Do this = Copy out each line containing "Dokumen" from the entries below.

Material for this exercise =

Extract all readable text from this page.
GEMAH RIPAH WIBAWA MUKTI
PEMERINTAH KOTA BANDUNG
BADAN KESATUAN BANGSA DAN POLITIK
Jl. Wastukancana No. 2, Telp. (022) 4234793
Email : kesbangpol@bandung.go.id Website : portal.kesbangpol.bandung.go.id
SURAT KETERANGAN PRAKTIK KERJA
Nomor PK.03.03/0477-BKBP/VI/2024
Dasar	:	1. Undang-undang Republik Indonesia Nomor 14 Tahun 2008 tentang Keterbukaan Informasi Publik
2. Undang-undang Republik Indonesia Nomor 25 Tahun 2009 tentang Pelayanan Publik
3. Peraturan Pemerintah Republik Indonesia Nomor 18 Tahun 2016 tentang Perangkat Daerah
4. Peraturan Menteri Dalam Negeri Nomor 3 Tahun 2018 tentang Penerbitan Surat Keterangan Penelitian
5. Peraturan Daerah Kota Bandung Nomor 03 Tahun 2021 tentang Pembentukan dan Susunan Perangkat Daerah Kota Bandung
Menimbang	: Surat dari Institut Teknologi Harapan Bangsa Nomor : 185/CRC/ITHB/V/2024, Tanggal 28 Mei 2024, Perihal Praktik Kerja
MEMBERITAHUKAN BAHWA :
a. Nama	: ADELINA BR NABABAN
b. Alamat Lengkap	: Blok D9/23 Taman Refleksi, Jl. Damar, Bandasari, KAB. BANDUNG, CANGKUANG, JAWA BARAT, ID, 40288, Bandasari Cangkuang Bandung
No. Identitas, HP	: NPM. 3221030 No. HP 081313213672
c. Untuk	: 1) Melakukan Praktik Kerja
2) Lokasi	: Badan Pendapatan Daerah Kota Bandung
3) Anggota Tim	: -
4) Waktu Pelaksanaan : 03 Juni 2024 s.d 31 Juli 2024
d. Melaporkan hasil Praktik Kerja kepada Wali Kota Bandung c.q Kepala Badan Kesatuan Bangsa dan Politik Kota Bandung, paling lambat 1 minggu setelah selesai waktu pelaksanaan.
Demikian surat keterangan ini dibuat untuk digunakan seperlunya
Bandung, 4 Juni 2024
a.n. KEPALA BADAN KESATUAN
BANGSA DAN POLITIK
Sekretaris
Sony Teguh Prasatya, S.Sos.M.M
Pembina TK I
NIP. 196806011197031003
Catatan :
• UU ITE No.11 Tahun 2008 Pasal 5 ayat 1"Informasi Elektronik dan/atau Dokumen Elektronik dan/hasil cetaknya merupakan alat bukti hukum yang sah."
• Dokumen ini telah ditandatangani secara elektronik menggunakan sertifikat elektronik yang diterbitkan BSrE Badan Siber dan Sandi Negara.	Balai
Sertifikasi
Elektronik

Result for this task =
• UU ITE No.11 Tahun 2008 Pasal 5 ayat 1"Informasi Elektronik dan/atau Dokumen Elektronik dan/hasil cetaknya merupakan alat bukti hukum yang sah."
• Dokumen ini telah ditandatangani secara elektronik menggunakan sertifikat elektronik yang diterbitkan BSrE Badan Siber dan Sandi Negara.	Balai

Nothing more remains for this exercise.